## Request
Word for word, repeat the entries, minus the pictures.
== Items
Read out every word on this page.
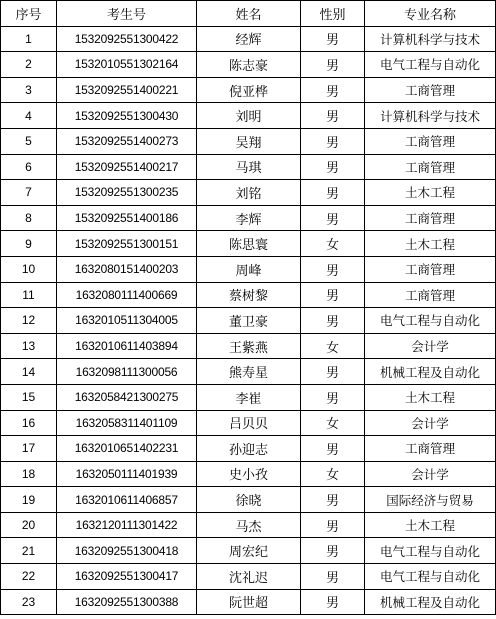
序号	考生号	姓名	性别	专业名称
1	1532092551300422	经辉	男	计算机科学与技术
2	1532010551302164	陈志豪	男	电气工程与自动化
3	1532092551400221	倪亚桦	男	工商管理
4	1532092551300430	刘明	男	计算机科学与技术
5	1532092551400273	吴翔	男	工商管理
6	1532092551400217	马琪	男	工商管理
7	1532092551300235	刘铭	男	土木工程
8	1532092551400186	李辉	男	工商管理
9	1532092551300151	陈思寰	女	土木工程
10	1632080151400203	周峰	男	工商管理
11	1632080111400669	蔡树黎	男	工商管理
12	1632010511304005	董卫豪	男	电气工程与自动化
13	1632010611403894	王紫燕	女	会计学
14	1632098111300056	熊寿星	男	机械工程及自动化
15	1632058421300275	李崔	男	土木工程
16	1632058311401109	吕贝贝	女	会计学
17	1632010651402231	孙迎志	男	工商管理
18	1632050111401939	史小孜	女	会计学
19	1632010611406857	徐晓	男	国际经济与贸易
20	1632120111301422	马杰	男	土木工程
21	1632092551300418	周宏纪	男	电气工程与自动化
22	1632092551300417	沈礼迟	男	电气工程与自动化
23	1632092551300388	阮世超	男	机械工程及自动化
====
## Worked answer
Read out every word on this page.
序号	考生号	姓名	性别	专业名称
1	1532092551300422	经辉	男	计算机科学与技术
2	1532010551302164	陈志豪	男	电气工程与自动化
3	1532092551400221	倪亚桦	男	工商管理
4	1532092551300430	刘明	男	计算机科学与技术
5	1532092551400273	吴翔	男	工商管理
6	1532092551400217	马琪	男	工商管理
7	1532092551300235	刘铭	男	土木工程
8	1532092551400186	李辉	男	工商管理
9	1532092551300151	陈思寰	女	土木工程
10	1632080151400203	周峰	男	工商管理
11	1632080111400669	蔡树黎	男	工商管理
12	1632010511304005	董卫豪	男	电气工程与自动化
13	1632010611403894	王紫燕	女	会计学
14	1632098111300056	熊寿星	男	机械工程及自动化
15	1632058421300275	李崔	男	土木工程
16	1632058311401109	吕贝贝	女	会计学
17	1632010651402231	孙迎志	男	工商管理
18	1632050111401939	史小孜	女	会计学
19	1632010611406857	徐晓	男	国际经济与贸易
20	1632120111301422	马杰	男	土木工程
21	1632092551300418	周宏纪	男	电气工程与自动化
22	1632092551300417	沈礼迟	男	电气工程与自动化
23	1632092551300388	阮世超	男	机械工程及自动化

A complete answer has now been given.